= Given records =
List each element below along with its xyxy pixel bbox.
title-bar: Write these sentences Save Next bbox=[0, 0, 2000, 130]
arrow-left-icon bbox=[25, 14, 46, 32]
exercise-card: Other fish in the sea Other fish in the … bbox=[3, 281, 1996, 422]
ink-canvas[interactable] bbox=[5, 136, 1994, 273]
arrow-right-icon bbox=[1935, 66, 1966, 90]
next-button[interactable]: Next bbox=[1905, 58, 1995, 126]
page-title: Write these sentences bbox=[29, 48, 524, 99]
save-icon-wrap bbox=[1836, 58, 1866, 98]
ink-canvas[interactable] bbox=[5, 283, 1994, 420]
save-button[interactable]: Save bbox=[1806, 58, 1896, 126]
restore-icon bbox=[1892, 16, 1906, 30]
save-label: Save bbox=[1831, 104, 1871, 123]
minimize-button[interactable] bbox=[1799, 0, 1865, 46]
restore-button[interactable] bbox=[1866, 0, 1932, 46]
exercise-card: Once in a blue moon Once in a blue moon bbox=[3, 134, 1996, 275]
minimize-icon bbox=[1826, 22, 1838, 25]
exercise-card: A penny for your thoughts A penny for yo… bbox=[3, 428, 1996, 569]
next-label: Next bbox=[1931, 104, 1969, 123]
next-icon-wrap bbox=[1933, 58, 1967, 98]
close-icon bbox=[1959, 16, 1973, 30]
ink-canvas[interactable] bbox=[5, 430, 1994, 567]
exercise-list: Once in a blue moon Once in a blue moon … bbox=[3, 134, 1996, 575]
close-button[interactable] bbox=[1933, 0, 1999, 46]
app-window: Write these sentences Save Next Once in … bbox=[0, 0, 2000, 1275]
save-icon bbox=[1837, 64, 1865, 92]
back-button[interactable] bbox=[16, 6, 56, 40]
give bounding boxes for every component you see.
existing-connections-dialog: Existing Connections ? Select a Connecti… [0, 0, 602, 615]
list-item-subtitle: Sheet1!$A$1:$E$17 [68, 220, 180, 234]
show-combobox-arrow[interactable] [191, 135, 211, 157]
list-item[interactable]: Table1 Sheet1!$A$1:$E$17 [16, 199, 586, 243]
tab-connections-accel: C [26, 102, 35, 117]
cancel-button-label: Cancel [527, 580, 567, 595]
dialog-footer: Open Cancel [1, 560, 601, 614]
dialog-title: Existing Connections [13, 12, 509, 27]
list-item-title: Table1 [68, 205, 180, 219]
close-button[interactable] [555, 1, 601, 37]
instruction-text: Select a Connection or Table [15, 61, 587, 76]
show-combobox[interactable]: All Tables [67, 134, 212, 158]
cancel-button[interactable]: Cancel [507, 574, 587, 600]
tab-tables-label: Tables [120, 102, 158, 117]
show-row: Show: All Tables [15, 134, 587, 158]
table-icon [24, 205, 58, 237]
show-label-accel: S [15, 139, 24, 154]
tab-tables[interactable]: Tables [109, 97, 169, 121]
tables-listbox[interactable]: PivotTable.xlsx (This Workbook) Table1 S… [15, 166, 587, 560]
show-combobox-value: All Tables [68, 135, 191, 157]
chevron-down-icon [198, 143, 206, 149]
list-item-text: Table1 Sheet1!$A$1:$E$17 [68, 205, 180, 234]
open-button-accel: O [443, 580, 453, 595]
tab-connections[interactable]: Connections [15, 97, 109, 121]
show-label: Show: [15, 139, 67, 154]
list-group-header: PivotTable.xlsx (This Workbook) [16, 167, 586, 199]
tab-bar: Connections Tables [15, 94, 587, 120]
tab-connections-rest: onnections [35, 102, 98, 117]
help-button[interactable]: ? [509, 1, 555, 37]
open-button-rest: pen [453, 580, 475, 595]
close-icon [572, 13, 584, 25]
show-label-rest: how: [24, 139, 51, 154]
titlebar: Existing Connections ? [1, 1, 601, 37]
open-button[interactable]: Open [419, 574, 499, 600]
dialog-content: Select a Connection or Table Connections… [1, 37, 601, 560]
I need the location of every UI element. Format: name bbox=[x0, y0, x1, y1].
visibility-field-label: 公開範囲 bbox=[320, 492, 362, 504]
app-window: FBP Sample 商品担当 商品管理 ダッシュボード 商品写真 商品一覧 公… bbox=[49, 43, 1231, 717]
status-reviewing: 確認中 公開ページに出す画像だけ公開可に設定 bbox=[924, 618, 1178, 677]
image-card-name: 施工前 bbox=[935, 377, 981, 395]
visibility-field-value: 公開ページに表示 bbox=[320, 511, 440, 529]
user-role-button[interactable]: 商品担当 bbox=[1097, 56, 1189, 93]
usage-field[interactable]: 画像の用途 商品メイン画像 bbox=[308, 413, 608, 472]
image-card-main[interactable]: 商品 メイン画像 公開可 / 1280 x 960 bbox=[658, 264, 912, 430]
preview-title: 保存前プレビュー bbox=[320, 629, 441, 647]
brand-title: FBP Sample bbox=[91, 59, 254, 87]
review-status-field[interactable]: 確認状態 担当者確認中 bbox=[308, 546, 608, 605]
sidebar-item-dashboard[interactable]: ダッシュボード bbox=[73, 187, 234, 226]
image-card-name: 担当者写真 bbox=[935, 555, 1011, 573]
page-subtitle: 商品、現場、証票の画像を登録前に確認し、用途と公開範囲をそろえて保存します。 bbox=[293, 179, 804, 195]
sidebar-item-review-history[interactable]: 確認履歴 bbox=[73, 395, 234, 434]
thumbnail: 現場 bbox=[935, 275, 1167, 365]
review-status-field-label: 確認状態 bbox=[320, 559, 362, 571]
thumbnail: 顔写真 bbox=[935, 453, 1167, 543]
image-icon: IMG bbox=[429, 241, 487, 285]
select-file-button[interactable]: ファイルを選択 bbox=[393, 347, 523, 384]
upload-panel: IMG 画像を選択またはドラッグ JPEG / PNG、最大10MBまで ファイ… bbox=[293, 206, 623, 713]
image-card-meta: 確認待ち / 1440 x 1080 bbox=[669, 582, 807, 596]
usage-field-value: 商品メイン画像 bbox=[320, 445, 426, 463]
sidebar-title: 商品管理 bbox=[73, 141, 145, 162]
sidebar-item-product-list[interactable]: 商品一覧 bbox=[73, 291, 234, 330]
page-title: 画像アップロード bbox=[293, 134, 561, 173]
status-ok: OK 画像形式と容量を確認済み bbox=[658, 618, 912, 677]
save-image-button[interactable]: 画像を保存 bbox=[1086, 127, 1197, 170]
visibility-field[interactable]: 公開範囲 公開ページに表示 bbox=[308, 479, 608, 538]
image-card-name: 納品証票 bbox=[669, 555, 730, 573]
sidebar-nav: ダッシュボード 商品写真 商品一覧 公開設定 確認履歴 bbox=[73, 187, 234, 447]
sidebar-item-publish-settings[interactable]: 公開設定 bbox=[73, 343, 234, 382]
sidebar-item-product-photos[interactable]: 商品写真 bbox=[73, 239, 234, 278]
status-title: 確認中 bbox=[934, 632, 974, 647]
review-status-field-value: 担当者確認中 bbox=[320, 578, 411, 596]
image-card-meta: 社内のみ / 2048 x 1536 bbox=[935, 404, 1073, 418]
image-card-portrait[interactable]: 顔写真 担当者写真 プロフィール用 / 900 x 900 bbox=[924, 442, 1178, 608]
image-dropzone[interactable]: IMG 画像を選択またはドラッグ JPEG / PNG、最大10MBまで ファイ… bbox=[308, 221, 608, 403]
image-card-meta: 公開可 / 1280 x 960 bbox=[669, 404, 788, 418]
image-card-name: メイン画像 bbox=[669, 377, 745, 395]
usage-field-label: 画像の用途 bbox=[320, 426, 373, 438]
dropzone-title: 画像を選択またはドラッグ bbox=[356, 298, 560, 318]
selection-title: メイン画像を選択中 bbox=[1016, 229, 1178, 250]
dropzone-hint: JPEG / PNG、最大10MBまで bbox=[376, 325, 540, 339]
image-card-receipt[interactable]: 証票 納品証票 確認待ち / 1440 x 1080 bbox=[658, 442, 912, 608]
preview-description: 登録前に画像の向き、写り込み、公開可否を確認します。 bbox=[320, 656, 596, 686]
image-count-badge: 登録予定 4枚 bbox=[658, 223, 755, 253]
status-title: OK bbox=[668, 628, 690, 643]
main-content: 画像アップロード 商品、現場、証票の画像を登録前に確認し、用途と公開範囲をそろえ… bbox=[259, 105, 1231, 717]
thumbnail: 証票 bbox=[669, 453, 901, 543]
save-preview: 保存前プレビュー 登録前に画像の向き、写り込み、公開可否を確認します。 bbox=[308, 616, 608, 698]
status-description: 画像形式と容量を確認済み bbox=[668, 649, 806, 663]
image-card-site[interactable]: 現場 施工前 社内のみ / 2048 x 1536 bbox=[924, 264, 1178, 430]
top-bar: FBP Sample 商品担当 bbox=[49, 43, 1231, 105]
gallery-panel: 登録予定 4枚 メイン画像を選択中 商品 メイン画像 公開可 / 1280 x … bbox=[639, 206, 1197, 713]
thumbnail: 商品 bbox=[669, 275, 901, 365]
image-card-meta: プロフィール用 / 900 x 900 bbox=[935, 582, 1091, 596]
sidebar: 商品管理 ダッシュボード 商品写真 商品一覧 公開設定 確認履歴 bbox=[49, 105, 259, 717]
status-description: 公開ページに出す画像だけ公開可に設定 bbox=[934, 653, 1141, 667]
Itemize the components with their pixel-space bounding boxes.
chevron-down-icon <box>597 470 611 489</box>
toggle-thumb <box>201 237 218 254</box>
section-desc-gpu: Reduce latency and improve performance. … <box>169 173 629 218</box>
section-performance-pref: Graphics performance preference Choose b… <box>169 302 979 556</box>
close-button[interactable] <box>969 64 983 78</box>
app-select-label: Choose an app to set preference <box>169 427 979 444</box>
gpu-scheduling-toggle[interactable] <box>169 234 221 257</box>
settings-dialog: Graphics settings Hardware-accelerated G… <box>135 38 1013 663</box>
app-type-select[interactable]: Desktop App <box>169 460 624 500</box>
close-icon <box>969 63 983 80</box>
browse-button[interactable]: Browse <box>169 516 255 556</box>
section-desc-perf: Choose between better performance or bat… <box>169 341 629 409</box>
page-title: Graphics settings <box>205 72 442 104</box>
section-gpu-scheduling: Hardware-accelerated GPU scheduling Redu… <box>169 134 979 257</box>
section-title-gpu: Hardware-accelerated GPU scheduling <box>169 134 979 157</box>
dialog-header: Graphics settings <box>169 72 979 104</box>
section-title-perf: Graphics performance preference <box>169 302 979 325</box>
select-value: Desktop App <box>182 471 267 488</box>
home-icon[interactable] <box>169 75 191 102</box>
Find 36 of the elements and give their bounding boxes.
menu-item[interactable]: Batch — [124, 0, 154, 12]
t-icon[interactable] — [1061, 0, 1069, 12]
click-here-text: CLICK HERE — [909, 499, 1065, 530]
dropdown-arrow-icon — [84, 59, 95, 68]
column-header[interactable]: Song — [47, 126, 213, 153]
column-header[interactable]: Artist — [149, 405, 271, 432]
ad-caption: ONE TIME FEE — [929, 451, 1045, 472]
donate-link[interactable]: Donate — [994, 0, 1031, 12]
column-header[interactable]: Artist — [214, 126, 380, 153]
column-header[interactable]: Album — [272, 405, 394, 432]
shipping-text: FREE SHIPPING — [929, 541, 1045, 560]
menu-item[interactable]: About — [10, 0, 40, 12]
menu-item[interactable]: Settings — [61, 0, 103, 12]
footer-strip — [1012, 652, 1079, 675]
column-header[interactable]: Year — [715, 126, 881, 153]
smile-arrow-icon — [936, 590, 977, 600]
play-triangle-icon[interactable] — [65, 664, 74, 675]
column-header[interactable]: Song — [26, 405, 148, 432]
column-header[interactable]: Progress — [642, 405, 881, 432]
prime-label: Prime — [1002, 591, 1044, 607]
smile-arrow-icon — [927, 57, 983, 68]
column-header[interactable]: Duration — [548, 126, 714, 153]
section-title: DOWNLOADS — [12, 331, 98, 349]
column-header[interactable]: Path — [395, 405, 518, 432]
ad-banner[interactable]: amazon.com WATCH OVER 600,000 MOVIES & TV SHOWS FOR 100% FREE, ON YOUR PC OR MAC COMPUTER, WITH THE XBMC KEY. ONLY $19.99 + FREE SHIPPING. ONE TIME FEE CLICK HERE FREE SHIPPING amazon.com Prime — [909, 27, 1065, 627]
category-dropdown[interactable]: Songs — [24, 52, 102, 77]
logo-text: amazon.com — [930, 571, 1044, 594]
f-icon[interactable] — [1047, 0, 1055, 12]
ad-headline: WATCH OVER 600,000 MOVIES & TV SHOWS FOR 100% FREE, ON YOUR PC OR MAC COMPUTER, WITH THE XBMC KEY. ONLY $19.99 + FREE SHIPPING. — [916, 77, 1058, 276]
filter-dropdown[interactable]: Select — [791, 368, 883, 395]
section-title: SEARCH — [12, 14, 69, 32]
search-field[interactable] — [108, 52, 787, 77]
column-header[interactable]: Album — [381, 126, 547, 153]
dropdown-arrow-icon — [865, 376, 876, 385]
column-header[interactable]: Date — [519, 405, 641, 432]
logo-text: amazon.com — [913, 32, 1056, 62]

= Aim =
Lay out the entries from the very beginning through the line that contains "existing-connections-dialog: Existing Connections" as a JSON list of strings, one string per line, with blank lines omitted.

= Task response =
[
  "List each element below along with its xyxy pixel bbox.",
  "title-bar: Write these sentences Save Next bbox=[0, 0, 2000, 130]",
  "arrow-left-icon bbox=[25, 14, 46, 32]",
  "exercise-card: Other fish in the sea Other fish in the … bbox=[3, 281, 1996, 422]",
  "ink-canvas[interactable] bbox=[5, 136, 1994, 273]",
  "arrow-right-icon bbox=[1935, 66, 1966, 90]",
  "next-button[interactable]: Next bbox=[1905, 58, 1995, 126]",
  "page-title: Write these sentences bbox=[29, 48, 524, 99]",
  "save-icon-wrap bbox=[1836, 58, 1866, 98]",
  "ink-canvas[interactable] bbox=[5, 283, 1994, 420]",
  "save-button[interactable]: Save bbox=[1806, 58, 1896, 126]",
  "restore-icon bbox=[1892, 16, 1906, 30]",
  "save-label: Save bbox=[1831, 104, 1871, 123]",
  "minimize-button[interactable] bbox=[1799, 0, 1865, 46]",
  "restore-button[interactable] bbox=[1866, 0, 1932, 46]",
  "exercise-card: Once in a blue moon Once in a blue moon bbox=[3, 134, 1996, 275]",
  "minimize-icon bbox=[1826, 22, 1838, 25]",
  "exercise-card: A penny for your thoughts A penny for yo… bbox=[3, 428, 1996, 569]",
  "next-label: Next bbox=[1931, 104, 1969, 123]",
  "next-icon-wrap bbox=[1933, 58, 1967, 98]",
  "close-icon bbox=[1959, 16, 1973, 30]",
  "ink-canvas[interactable] bbox=[5, 430, 1994, 567]",
  "exercise-list: Once in a blue moon Once in a blue moon … bbox=[3, 134, 1996, 575]",
  "close-button[interactable] bbox=[1933, 0, 1999, 46]",
  "app-window: Write these sentences Save Next Once in … bbox=[0, 0, 2000, 1275]",
  "save-icon bbox=[1837, 64, 1865, 92]",
  "back-button[interactable] bbox=[16, 6, 56, 40]",
  "give bounding boxes for every component you see.",
  "existing-connections-dialog: Existing Connections ? Select a Connecti… [0, 0, 602, 615]"
]